# Records from a collection of figures:
== == ==

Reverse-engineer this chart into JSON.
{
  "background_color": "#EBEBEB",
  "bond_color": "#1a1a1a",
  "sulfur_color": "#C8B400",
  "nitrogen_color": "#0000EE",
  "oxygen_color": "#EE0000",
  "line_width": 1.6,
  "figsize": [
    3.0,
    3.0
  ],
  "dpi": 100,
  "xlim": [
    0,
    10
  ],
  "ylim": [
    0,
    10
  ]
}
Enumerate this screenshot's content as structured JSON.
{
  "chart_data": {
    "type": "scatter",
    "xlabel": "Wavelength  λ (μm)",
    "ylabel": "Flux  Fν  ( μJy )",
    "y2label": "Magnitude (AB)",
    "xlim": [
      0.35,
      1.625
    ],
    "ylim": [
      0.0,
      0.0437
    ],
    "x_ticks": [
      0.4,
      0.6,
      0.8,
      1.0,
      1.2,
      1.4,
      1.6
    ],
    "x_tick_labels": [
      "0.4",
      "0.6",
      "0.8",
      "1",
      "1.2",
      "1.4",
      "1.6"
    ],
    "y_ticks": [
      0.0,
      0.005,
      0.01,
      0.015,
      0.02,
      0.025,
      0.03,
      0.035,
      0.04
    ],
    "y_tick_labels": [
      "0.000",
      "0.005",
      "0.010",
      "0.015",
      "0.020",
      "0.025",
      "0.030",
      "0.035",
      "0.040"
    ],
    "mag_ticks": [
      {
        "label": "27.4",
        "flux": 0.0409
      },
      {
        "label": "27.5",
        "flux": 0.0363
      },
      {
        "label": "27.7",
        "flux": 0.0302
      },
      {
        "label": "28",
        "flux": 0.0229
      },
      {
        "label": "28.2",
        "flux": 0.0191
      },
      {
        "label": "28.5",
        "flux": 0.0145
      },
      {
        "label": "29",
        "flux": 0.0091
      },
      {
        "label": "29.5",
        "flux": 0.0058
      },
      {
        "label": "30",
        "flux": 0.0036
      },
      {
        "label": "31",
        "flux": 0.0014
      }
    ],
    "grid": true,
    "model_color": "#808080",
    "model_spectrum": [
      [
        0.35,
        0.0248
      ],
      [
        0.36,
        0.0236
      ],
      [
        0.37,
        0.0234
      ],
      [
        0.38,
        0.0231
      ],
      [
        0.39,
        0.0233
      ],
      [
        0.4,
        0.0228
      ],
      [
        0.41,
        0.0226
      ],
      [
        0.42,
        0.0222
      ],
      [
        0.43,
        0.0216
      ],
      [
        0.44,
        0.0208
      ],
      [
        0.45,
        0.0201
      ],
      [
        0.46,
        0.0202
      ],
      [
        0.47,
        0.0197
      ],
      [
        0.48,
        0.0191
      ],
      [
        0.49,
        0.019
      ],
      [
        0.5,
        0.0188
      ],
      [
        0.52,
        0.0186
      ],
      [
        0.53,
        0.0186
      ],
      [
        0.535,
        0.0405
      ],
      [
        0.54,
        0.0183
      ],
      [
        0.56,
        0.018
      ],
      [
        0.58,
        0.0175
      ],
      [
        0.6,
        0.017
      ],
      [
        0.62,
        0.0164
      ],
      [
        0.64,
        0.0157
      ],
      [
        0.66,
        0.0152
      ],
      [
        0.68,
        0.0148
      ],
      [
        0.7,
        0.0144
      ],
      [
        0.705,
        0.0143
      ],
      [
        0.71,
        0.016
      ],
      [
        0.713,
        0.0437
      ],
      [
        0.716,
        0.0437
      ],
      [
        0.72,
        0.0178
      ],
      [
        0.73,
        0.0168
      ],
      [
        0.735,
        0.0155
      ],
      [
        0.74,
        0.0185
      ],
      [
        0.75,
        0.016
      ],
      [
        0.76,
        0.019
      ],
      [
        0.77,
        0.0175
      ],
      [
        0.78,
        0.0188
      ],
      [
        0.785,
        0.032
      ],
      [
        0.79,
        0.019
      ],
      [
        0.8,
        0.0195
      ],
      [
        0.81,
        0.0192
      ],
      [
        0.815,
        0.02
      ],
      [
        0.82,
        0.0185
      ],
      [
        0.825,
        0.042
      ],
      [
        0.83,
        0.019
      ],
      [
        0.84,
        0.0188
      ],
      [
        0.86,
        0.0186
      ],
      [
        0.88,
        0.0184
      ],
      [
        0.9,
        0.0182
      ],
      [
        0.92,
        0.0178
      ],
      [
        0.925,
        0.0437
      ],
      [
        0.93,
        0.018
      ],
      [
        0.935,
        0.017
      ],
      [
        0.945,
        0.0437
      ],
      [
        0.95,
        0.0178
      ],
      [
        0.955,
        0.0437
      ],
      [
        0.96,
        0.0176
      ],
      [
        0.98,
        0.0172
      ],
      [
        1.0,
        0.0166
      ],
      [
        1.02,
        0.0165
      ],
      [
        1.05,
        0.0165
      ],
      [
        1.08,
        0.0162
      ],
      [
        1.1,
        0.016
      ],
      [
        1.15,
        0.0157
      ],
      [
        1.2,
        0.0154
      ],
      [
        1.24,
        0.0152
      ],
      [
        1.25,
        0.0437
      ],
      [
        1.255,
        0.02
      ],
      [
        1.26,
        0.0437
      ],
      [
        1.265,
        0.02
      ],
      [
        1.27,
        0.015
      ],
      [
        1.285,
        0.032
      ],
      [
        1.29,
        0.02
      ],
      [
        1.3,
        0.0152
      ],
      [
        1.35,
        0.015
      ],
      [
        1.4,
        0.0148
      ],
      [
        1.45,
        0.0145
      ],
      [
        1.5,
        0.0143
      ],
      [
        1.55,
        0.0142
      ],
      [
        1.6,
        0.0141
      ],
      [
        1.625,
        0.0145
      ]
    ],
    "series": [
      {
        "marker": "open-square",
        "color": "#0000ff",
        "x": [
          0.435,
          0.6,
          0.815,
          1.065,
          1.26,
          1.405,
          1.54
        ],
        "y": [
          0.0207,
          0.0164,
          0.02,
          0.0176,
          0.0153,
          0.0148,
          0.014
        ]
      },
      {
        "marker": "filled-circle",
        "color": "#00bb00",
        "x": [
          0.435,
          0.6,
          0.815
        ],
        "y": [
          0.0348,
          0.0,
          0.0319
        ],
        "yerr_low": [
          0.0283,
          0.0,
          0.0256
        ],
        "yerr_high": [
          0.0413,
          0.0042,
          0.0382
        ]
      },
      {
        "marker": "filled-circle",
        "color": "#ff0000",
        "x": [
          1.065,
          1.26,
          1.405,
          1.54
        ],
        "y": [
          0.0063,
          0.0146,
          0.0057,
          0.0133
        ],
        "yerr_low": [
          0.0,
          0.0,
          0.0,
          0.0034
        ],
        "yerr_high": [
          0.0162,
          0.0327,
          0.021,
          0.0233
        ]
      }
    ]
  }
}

== == ==

# Short task:
Type out the whole listing above again, exactly as it stands.

# Output below:
Reverse-engineer this chart into JSON.
{
  "background_color": "#EBEBEB",
  "bond_color": "#1a1a1a",
  "sulfur_color": "#C8B400",
  "nitrogen_color": "#0000EE",
  "oxygen_color": "#EE0000",
  "line_width": 1.6,
  "figsize": [
    3.0,
    3.0
  ],
  "dpi": 100,
  "xlim": [
    0,
    10
  ],
  "ylim": [
    0,
    10
  ]
}
Enumerate this screenshot's content as structured JSON.
{
  "chart_data": {
    "type": "scatter",
    "xlabel": "Wavelength  λ (μm)",
    "ylabel": "Flux  Fν  ( μJy )",
    "y2label": "Magnitude (AB)",
    "xlim": [
      0.35,
      1.625
    ],
    "ylim": [
      0.0,
      0.0437
    ],
    "x_ticks": [
      0.4,
      0.6,
      0.8,
      1.0,
      1.2,
      1.4,
      1.6
    ],
    "x_tick_labels": [
      "0.4",
      "0.6",
      "0.8",
      "1",
      "1.2",
      "1.4",
      "1.6"
    ],
    "y_ticks": [
      0.0,
      0.005,
      0.01,
      0.015,
      0.02,
      0.025,
      0.03,
      0.035,
      0.04
    ],
    "y_tick_labels": [
      "0.000",
      "0.005",
      "0.010",
      "0.015",
      "0.020",
      "0.025",
      "0.030",
      "0.035",
      "0.040"
    ],
    "mag_ticks": [
      {
        "label": "27.4",
        "flux": 0.0409
      },
      {
        "label": "27.5",
        "flux": 0.0363
      },
      {
        "label": "27.7",
        "flux": 0.0302
      },
      {
        "label": "28",
        "flux": 0.0229
      },
      {
        "label": "28.2",
        "flux": 0.0191
      },
      {
        "label": "28.5",
        "flux": 0.0145
      },
      {
        "label": "29",
        "flux": 0.0091
      },
      {
        "label": "29.5",
        "flux": 0.0058
      },
      {
        "label": "30",
        "flux": 0.0036
      },
      {
        "label": "31",
        "flux": 0.0014
      }
    ],
    "grid": true,
    "model_color": "#808080",
    "model_spectrum": [
      [
        0.35,
        0.0248
      ],
      [
        0.36,
        0.0236
      ],
      [
        0.37,
        0.0234
      ],
      [
        0.38,
        0.0231
      ],
      [
        0.39,
        0.0233
      ],
      [
        0.4,
        0.0228
      ],
      [
        0.41,
        0.0226
      ],
      [
        0.42,
        0.0222
      ],
      [
        0.43,
        0.0216
      ],
      [
        0.44,
        0.0208
      ],
      [
        0.45,
        0.0201
      ],
      [
        0.46,
        0.0202
      ],
      [
        0.47,
        0.0197
      ],
      [
        0.48,
        0.0191
      ],
      [
        0.49,
        0.019
      ],
      [
        0.5,
        0.0188
      ],
      [
        0.52,
        0.0186
      ],
      [
        0.53,
        0.0186
      ],
      [
        0.535,
        0.0405
      ],
      [
        0.54,
        0.0183
      ],
      [
        0.56,
        0.018
      ],
      [
        0.58,
        0.0175
      ],
      [
        0.6,
        0.017
      ],
      [
        0.62,
        0.0164
      ],
      [
        0.64,
        0.0157
      ],
      [
        0.66,
        0.0152
      ],
      [
        0.68,
        0.0148
      ],
      [
        0.7,
        0.0144
      ],
      [
        0.705,
        0.0143
      ],
      [
        0.71,
        0.016
      ],
      [
        0.713,
        0.0437
      ],
      [
        0.716,
        0.0437
      ],
      [
        0.72,
        0.0178
      ],
      [
        0.73,
        0.0168
      ],
      [
        0.735,
        0.0155
      ],
      [
        0.74,
        0.0185
      ],
      [
        0.75,
        0.016
      ],
      [
        0.76,
        0.019
      ],
      [
        0.77,
        0.0175
      ],
      [
        0.78,
        0.0188
      ],
      [
        0.785,
        0.032
      ],
      [
        0.79,
        0.019
      ],
      [
        0.8,
        0.0195
      ],
      [
        0.81,
        0.0192
      ],
      [
        0.815,
        0.02
      ],
      [
        0.82,
        0.0185
      ],
      [
        0.825,
        0.042
      ],
      [
        0.83,
        0.019
      ],
      [
        0.84,
        0.0188
      ],
      [
        0.86,
        0.0186
      ],
      [
        0.88,
        0.0184
      ],
      [
        0.9,
        0.0182
      ],
      [
        0.92,
        0.0178
      ],
      [
        0.925,
        0.0437
      ],
      [
        0.93,
        0.018
      ],
      [
        0.935,
        0.017
      ],
      [
        0.945,
        0.0437
      ],
      [
        0.95,
        0.0178
      ],
      [
        0.955,
        0.0437
      ],
      [
        0.96,
        0.0176
      ],
      [
        0.98,
        0.0172
      ],
      [
        1.0,
        0.0166
      ],
      [
        1.02,
        0.0165
      ],
      [
        1.05,
        0.0165
      ],
      [
        1.08,
        0.0162
      ],
      [
        1.1,
        0.016
      ],
      [
        1.15,
        0.0157
      ],
      [
        1.2,
        0.0154
      ],
      [
        1.24,
        0.0152
      ],
      [
        1.25,
        0.0437
      ],
      [
        1.255,
        0.02
      ],
      [
        1.26,
        0.0437
      ],
      [
        1.265,
        0.02
      ],
      [
        1.27,
        0.015
      ],
      [
        1.285,
        0.032
      ],
      [
        1.29,
        0.02
      ],
      [
        1.3,
        0.0152
      ],
      [
        1.35,
        0.015
      ],
      [
        1.4,
        0.0148
      ],
      [
        1.45,
        0.0145
      ],
      [
        1.5,
        0.0143
      ],
      [
        1.55,
        0.0142
      ],
      [
        1.6,
        0.0141
      ],
      [
        1.625,
        0.0145
      ]
    ],
    "series": [
      {
        "marker": "open-square",
        "color": "#0000ff",
        "x": [
          0.435,
          0.6,
          0.815,
          1.065,
          1.26,
          1.405,
          1.54
        ],
        "y": [
          0.0207,
          0.0164,
          0.02,
          0.0176,
          0.0153,
          0.0148,
          0.014
        ]
      },
      {
        "marker": "filled-circle",
        "color": "#00bb00",
        "x": [
          0.435,
          0.6,
          0.815
        ],
        "y": [
          0.0348,
          0.0,
          0.0319
        ],
        "yerr_low": [
          0.0283,
          0.0,
          0.0256
        ],
        "yerr_high": [
          0.0413,
          0.0042,
          0.0382
        ]
      },
      {
        "marker": "filled-circle",
        "color": "#ff0000",
        "x": [
          1.065,
          1.26,
          1.405,
          1.54
        ],
        "y": [
          0.0063,
          0.0146,
          0.0057,
          0.0133
        ],
        "yerr_low": [
          0.0,
          0.0,
          0.0,
          0.0034
        ],
        "yerr_high": [
          0.0162,
          0.0327,
          0.021,
          0.0233
        ]
      }
    ]
  }
}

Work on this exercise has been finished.